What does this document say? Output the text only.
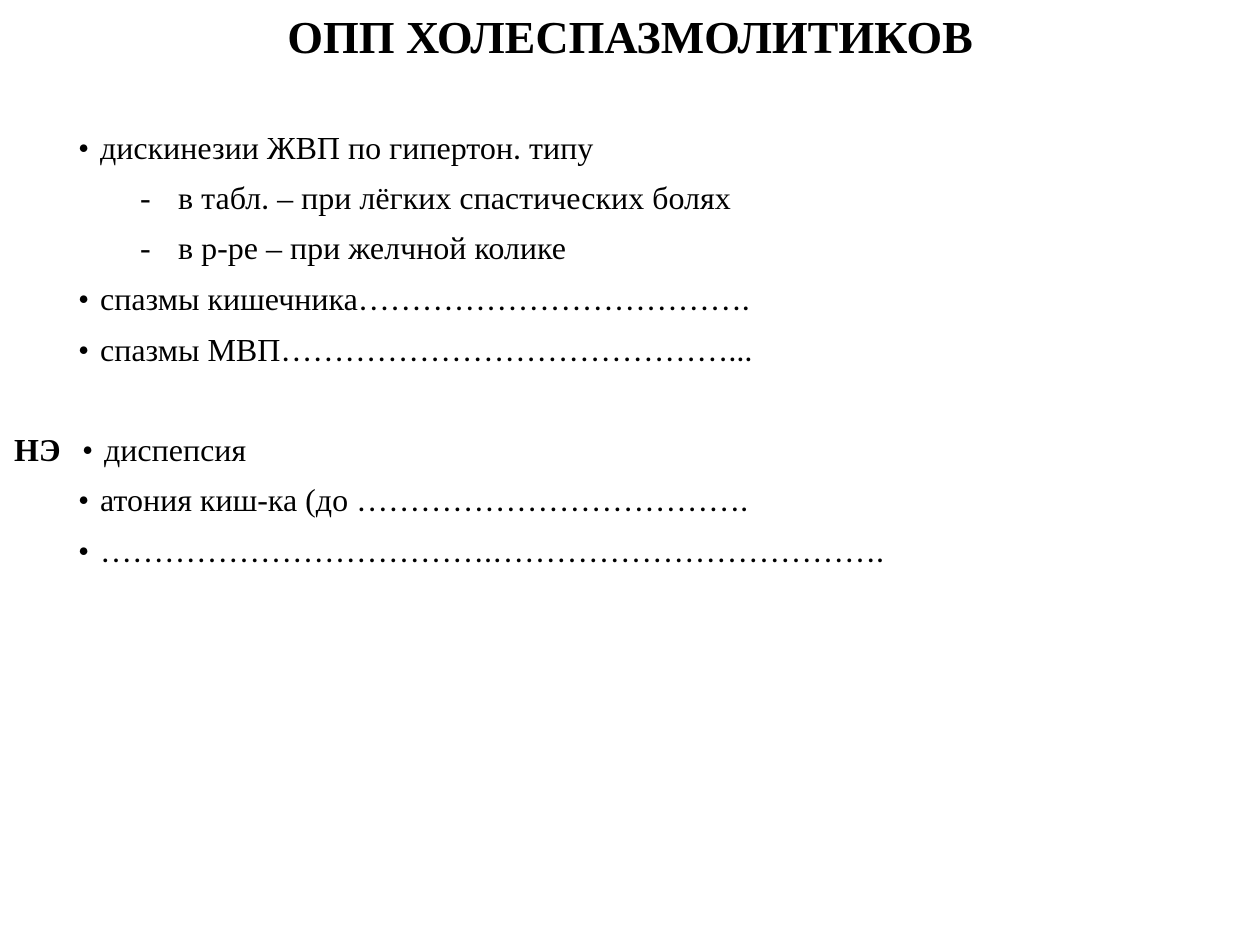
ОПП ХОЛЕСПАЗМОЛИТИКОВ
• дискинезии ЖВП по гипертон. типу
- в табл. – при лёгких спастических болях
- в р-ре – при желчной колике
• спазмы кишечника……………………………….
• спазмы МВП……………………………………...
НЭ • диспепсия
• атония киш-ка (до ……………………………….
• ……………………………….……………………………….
------------------------
Your goal: Reproduce the listing exactly. Leave its pictures out.

Reply:
What does this document say? Output the text only.
ОПП ХОЛЕСПАЗМОЛИТИКОВ
• дискинезии ЖВП по гипертон. типу
- в табл. – при лёгких спастических болях
- в р-ре – при желчной колике
• спазмы кишечника……………………………….
• спазмы МВП……………………………………...
НЭ • диспепсия
• атония киш-ка (до ……………………………….
• ……………………………….……………………………….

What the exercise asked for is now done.